▶ _INSTRUCTION_
Collect every line in the records below that contains the word "slip".
###
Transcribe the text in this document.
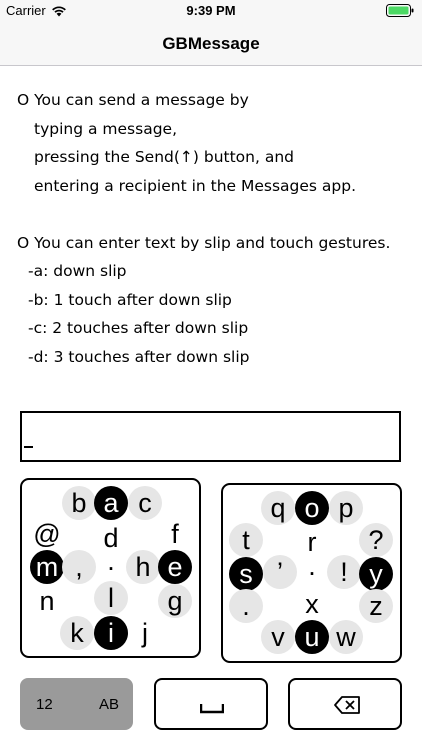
Carrier	9:39 PM
GBMessage
O You can send a message by
typing a message,
pressing the Send(↑) button, and
entering a recipient in the Messages app.
O You can enter text by slip and touch gestures.
-a: down slip
-b: 1 touch after down slip
-c: 2 touches after down slip
-d: 3 touches after down slip
b a c
@ d f
m , · h e
n l g
k i j
q o p
t r ?
s ’ · ! y
. x z
v u w
12	AB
###
▶ _RESULT_
O You can enter text by slip and touch gestures.
-a: down slip
-b: 1 touch after down slip
-c: 2 touches after down slip
-d: 3 touches after down slip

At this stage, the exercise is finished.